*Given request*
Answer with a single number: the count of lines that include the string "table".
--- Start Records provided ---
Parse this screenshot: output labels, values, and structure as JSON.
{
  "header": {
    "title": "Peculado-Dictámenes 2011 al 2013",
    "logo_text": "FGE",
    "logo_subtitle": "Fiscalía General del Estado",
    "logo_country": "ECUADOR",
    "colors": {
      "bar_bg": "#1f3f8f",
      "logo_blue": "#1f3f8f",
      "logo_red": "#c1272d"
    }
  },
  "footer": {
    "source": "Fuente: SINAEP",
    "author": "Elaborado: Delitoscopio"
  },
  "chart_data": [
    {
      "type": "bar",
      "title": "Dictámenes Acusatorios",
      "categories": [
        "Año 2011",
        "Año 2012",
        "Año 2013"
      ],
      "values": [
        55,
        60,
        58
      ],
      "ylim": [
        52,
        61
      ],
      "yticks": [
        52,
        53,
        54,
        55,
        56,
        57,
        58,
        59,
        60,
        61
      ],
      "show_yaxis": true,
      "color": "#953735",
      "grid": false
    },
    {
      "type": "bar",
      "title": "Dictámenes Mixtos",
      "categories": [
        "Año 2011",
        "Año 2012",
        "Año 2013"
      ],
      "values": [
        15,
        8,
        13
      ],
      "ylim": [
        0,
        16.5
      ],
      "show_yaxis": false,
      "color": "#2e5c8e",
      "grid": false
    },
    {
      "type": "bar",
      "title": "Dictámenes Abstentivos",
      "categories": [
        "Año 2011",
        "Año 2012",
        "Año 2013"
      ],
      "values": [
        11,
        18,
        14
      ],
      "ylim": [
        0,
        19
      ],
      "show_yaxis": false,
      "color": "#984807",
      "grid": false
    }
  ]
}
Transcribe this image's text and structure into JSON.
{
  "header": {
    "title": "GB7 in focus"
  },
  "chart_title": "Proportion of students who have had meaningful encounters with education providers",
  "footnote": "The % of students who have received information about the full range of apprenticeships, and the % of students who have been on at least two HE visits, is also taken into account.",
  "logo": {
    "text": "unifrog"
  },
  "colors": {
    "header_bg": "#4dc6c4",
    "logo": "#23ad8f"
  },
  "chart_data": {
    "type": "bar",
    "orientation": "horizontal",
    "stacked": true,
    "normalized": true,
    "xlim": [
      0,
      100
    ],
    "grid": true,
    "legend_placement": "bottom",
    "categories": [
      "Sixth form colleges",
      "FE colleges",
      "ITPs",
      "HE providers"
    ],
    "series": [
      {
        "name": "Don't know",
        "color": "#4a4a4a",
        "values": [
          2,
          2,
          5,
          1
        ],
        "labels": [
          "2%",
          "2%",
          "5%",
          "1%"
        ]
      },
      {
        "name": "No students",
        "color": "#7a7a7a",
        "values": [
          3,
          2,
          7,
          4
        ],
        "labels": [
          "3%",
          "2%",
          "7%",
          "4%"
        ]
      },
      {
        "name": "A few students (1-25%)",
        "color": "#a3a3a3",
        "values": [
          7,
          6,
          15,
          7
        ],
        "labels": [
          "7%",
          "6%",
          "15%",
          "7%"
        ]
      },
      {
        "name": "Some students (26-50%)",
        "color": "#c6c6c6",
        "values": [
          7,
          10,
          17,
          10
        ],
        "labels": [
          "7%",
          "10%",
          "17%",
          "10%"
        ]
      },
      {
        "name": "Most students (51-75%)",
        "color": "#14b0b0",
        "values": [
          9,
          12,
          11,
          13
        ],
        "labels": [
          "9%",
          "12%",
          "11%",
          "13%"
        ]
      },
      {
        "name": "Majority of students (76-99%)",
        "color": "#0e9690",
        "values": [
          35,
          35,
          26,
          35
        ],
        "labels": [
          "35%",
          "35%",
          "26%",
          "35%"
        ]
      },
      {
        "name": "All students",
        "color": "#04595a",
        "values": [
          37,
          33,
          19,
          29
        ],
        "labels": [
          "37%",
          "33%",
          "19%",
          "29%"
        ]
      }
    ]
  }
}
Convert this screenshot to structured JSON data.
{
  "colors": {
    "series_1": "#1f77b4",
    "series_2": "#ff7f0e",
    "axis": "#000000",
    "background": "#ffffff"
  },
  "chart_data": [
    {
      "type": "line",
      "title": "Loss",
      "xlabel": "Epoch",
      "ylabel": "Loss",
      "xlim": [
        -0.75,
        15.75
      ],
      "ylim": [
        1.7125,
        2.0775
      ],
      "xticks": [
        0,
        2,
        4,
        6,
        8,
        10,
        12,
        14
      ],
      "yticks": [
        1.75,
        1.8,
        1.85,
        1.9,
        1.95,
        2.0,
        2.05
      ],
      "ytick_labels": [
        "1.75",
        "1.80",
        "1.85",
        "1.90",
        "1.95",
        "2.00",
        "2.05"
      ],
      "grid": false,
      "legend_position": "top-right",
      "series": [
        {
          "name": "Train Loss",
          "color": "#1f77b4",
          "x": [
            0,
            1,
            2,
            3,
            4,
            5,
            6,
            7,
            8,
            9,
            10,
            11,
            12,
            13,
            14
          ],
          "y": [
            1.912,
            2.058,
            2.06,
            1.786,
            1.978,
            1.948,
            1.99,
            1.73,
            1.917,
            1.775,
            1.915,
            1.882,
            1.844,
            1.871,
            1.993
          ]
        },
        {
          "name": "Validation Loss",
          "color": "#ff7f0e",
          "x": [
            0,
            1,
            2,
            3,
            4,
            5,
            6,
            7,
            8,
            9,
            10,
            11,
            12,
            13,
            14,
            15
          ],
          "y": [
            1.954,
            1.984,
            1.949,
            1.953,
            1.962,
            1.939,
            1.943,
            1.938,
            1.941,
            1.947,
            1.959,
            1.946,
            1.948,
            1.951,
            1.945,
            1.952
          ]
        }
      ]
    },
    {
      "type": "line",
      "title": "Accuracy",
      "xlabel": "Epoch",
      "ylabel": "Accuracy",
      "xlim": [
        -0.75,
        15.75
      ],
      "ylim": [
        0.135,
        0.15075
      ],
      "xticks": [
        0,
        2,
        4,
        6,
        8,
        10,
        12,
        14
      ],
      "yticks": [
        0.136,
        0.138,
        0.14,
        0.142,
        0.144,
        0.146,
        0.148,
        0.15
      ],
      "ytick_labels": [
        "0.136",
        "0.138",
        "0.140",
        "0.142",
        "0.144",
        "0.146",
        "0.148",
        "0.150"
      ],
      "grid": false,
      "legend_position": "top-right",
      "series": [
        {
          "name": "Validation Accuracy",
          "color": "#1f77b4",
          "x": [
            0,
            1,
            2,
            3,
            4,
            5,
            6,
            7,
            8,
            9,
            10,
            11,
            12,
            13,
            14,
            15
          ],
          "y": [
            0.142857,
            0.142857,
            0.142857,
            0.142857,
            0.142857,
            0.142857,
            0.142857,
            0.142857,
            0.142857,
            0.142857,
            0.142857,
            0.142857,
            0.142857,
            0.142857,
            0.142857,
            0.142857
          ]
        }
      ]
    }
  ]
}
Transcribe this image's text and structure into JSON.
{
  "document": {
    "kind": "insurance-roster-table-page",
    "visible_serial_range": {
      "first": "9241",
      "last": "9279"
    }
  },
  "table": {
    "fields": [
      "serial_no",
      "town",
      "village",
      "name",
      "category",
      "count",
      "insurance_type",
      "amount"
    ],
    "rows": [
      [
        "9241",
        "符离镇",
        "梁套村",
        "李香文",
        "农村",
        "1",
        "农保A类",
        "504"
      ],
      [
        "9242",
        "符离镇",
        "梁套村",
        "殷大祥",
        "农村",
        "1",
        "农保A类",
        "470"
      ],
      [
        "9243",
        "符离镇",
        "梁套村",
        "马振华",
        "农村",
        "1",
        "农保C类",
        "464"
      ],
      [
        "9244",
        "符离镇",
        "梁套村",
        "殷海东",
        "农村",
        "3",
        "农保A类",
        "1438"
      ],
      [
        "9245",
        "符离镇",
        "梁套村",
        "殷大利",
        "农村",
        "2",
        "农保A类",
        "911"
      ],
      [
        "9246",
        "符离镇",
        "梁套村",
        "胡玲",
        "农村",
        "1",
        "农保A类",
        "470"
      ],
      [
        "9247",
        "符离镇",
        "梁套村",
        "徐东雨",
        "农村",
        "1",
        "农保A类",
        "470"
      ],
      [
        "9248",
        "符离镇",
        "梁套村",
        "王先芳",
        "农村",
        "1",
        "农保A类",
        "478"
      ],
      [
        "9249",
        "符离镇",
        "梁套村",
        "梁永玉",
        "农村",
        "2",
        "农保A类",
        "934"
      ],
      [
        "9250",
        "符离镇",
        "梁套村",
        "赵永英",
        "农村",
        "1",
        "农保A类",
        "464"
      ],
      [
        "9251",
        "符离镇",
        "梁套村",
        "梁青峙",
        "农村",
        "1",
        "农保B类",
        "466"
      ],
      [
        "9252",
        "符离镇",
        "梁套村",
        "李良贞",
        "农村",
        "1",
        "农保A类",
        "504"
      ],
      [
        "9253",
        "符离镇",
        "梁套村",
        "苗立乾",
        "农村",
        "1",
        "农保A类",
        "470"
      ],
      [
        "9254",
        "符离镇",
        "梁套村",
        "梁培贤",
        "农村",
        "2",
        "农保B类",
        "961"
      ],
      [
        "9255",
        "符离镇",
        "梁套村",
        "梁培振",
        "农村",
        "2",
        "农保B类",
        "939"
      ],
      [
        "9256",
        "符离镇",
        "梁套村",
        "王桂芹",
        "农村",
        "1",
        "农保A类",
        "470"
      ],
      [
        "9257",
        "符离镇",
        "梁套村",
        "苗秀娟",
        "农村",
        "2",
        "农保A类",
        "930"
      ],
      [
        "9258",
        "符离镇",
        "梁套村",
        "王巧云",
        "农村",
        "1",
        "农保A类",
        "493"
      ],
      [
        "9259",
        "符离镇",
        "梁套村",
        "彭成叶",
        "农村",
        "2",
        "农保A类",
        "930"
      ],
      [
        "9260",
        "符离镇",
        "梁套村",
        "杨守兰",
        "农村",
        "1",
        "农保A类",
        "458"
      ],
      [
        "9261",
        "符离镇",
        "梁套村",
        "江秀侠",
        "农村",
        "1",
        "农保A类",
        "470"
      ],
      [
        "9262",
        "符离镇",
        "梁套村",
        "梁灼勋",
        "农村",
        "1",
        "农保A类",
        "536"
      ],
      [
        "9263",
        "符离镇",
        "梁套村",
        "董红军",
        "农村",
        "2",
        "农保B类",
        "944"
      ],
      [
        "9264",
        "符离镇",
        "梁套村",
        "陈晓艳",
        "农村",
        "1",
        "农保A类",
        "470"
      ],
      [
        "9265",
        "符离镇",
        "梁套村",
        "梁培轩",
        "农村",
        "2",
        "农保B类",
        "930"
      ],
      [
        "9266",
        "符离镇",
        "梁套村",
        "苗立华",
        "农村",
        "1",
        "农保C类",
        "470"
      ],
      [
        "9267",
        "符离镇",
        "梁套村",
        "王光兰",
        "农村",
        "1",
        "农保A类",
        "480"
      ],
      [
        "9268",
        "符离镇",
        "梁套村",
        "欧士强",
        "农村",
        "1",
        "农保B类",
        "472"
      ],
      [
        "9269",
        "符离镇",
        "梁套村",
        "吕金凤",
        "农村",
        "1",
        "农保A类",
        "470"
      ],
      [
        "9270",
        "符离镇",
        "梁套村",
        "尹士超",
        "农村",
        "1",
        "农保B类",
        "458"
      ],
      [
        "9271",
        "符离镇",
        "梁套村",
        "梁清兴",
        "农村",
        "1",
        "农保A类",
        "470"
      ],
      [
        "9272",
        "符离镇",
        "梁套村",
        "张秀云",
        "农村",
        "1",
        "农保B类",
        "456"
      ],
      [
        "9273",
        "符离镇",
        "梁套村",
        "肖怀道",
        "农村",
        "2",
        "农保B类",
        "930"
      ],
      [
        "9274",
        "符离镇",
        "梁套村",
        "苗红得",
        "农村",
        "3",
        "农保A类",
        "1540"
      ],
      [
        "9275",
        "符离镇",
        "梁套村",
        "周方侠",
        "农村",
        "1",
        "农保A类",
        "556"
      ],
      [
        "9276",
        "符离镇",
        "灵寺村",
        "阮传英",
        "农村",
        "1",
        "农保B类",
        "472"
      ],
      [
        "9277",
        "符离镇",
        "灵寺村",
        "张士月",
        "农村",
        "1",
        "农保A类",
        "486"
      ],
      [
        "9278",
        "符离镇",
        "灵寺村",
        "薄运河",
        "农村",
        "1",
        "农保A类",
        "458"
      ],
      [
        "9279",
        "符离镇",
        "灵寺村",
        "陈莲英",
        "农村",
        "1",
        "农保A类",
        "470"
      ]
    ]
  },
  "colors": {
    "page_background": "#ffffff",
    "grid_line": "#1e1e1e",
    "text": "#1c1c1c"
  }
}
--- End Records provided ---
*Result of the exercise*
2